§ **CHALLENGE**: Read the records below and copy each line that contains "text".

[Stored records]
================
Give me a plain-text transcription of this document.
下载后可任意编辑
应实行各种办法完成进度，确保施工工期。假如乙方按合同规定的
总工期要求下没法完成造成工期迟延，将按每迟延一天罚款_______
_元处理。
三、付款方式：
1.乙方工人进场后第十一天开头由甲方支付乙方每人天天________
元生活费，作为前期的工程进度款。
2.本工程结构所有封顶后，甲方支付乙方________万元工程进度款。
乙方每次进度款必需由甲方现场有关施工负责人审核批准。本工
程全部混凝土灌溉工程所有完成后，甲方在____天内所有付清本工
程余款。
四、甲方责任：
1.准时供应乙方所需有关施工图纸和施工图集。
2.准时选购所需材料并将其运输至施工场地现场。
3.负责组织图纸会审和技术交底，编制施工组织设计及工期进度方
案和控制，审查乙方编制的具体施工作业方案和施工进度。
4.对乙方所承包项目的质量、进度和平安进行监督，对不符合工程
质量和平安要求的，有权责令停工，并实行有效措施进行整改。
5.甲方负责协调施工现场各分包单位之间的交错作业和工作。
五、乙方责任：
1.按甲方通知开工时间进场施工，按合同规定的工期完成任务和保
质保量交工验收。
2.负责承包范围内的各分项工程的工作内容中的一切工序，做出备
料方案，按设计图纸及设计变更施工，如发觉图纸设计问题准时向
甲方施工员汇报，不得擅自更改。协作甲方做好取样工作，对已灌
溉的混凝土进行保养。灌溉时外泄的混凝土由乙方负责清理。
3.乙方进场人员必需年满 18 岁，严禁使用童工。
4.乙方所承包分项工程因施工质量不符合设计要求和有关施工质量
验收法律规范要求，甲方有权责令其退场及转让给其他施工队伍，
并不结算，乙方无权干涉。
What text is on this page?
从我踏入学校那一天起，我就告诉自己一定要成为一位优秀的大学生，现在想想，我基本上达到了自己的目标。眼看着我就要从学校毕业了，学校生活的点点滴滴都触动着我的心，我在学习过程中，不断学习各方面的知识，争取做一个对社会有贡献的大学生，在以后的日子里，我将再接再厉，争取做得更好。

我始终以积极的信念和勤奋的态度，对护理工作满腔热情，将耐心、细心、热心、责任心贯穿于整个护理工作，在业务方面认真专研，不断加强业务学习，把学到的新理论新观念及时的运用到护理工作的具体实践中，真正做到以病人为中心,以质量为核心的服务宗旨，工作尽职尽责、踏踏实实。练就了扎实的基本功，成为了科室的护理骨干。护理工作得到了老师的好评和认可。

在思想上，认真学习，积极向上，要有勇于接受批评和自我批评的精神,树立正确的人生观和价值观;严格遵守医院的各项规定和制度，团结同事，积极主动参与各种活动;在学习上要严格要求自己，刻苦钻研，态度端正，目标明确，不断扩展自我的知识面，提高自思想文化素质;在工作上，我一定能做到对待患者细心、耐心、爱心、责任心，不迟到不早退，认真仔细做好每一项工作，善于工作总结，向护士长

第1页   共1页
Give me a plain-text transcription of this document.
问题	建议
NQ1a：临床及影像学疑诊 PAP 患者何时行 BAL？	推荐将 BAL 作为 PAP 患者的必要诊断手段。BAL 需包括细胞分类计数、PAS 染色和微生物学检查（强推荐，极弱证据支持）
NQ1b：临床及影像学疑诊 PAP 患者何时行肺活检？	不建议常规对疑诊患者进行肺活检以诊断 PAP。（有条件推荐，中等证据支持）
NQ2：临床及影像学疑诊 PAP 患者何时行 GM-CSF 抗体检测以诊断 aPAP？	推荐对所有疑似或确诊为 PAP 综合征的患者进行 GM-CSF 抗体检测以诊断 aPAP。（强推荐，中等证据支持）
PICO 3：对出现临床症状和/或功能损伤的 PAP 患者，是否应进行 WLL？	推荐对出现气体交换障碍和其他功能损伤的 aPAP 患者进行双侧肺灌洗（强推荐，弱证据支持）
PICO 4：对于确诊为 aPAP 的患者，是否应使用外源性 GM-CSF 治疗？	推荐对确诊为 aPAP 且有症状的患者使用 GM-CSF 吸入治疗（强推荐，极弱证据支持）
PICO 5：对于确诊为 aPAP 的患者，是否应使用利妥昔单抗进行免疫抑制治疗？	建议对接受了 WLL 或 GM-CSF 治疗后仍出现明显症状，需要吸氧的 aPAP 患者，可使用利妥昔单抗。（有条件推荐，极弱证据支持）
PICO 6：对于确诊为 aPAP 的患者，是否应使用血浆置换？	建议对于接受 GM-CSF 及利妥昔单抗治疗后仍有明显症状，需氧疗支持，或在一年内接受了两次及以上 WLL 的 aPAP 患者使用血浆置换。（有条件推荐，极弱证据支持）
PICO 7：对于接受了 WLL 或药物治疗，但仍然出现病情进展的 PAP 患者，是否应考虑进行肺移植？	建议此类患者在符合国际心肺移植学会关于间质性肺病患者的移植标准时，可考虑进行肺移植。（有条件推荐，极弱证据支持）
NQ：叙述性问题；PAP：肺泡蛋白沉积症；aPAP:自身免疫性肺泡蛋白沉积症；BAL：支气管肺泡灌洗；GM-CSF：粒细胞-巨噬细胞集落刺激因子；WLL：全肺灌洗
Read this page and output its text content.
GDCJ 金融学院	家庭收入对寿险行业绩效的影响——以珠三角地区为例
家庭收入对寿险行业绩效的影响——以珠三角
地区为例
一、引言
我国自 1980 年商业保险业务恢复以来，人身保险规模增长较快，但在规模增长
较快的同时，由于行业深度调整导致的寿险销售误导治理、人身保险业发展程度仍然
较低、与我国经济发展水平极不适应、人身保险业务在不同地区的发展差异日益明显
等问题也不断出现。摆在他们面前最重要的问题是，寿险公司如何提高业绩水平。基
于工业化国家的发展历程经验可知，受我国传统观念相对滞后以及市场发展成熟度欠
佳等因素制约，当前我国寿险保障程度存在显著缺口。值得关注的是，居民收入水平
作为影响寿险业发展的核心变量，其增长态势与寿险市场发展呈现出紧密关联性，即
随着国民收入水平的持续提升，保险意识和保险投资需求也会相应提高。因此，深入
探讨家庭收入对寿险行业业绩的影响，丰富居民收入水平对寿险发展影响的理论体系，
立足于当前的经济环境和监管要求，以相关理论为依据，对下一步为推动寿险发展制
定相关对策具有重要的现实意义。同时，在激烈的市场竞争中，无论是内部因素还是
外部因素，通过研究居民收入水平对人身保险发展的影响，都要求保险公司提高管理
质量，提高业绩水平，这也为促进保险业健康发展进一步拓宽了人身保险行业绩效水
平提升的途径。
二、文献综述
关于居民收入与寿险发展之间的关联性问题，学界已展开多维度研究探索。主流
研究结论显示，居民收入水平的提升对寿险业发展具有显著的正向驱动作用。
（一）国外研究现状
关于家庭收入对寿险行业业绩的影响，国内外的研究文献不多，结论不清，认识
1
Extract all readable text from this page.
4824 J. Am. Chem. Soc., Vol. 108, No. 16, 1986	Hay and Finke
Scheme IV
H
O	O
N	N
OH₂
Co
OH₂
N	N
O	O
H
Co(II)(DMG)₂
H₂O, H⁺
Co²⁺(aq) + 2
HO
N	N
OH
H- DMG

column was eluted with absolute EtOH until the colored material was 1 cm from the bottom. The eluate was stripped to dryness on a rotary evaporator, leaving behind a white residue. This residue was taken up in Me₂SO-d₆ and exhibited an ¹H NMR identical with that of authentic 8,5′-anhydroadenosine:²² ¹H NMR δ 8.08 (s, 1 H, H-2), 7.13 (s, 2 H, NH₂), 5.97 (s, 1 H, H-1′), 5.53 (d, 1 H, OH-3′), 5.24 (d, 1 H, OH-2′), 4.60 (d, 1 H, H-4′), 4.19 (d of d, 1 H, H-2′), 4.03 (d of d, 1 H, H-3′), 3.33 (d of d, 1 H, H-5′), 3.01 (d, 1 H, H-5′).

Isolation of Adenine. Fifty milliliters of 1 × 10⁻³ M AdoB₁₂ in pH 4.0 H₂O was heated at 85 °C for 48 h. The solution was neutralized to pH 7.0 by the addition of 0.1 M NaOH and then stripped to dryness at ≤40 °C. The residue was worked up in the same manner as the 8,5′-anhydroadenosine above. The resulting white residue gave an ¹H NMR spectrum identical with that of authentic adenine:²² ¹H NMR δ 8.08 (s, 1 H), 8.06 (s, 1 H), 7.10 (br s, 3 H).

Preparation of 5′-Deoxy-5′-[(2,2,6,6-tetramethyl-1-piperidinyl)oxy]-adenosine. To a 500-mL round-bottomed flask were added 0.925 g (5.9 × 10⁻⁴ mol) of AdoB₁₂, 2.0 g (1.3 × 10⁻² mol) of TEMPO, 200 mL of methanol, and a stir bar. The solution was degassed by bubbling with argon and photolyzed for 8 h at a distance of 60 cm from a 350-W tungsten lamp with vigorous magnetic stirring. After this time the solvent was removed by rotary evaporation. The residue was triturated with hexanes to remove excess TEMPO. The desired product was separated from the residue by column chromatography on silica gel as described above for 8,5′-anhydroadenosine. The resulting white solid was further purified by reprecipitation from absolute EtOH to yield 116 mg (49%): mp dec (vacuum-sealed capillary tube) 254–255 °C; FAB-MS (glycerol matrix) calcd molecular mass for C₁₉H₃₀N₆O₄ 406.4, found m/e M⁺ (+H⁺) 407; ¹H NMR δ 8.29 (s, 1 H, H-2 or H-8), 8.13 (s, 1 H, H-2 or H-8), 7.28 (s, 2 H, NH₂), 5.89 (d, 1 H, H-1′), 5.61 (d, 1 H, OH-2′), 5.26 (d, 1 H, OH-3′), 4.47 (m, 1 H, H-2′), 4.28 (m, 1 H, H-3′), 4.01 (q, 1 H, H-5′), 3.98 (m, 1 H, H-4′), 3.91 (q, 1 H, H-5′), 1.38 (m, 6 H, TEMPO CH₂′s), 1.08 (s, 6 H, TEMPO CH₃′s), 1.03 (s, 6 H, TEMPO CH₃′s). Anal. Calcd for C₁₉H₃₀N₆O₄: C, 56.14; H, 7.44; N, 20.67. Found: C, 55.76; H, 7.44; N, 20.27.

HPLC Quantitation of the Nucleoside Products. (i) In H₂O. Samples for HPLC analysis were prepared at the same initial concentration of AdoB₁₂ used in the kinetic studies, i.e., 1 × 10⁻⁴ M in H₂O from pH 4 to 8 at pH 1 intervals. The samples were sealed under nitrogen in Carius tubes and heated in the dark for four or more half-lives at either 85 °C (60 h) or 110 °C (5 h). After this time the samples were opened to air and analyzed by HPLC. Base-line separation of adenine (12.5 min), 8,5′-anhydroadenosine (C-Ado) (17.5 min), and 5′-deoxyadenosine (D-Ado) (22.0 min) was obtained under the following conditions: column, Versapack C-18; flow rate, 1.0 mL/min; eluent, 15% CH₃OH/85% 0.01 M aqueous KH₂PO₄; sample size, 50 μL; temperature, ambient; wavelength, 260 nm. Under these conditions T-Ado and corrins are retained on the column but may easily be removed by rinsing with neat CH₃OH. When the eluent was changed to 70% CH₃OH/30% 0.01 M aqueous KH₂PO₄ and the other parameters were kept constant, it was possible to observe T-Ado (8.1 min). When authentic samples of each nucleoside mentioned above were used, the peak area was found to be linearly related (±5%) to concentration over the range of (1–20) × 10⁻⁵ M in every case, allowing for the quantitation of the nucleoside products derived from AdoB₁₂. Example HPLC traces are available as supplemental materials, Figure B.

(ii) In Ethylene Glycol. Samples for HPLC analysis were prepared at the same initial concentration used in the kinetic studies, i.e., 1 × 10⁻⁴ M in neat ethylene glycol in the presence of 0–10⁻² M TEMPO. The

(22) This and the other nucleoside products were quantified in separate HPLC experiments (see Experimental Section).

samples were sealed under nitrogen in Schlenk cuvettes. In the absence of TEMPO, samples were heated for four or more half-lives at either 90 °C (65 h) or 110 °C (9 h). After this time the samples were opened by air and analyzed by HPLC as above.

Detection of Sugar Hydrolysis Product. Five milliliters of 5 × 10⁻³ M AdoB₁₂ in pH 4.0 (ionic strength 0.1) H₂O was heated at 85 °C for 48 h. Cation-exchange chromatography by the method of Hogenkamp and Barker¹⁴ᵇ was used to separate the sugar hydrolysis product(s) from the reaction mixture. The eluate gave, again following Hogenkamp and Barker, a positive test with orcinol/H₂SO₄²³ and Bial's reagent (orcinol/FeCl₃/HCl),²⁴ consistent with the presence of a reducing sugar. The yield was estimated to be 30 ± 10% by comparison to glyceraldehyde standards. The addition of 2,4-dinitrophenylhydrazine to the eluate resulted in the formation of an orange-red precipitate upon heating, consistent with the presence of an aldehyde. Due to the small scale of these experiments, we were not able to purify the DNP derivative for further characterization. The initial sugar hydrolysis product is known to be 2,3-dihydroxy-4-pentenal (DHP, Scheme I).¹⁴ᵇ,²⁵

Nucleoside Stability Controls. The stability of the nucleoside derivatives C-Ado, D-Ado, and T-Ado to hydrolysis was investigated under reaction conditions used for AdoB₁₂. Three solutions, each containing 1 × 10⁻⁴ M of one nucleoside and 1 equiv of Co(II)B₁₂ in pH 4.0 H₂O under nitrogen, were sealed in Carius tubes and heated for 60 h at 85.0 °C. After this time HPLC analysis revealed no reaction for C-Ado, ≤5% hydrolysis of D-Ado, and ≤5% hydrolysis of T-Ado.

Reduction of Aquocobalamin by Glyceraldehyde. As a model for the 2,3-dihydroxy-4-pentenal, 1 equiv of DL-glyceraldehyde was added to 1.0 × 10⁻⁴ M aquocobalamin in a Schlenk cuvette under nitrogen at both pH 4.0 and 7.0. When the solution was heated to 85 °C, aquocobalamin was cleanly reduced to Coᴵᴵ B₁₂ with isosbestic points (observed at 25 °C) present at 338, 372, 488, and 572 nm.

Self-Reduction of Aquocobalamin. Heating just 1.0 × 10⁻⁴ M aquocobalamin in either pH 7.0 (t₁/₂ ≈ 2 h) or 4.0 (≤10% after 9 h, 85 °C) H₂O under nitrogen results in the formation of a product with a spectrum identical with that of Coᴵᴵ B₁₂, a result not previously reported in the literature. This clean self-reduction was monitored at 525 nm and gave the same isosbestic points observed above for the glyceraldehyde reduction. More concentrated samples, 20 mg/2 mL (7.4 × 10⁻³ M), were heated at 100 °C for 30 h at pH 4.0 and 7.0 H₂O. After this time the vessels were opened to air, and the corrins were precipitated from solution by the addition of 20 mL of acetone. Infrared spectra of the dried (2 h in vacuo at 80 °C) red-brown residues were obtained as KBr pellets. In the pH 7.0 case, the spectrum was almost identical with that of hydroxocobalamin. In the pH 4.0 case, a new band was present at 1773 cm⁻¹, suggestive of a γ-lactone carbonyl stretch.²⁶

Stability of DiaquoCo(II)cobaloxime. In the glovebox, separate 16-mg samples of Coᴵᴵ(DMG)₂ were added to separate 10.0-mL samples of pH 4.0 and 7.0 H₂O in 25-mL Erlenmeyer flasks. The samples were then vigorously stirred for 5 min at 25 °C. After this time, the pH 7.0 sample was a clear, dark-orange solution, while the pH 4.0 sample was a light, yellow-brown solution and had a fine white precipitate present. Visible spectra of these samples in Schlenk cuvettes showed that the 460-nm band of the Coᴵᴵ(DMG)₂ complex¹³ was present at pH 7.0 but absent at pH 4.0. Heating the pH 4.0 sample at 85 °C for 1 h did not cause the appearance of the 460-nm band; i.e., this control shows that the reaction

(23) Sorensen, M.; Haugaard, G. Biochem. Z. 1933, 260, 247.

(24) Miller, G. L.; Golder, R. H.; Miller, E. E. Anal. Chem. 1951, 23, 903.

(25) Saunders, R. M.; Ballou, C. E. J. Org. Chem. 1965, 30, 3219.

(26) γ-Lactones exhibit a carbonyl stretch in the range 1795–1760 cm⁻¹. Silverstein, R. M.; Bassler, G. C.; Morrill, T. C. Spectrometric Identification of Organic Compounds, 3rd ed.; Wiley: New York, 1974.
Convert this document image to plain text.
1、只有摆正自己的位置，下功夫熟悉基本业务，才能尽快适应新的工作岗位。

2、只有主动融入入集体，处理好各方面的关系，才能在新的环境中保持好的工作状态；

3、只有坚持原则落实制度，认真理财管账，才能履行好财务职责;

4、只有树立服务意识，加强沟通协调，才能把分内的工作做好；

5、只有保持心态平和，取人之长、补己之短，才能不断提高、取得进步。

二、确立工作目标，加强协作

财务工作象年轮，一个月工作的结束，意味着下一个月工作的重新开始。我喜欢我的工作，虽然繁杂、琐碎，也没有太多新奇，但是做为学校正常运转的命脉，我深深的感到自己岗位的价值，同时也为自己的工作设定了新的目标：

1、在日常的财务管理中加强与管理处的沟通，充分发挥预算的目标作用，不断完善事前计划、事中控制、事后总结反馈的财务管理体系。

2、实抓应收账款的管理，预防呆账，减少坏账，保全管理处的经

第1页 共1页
================
§ **ANSWER TO THE TASK**:
Give me a plain-text transcription of this document.
What text is on this page?
Give me a plain-text transcription of this document.
Read this page and output its text content.
Extract all readable text from this page.
Convert this document image to plain text.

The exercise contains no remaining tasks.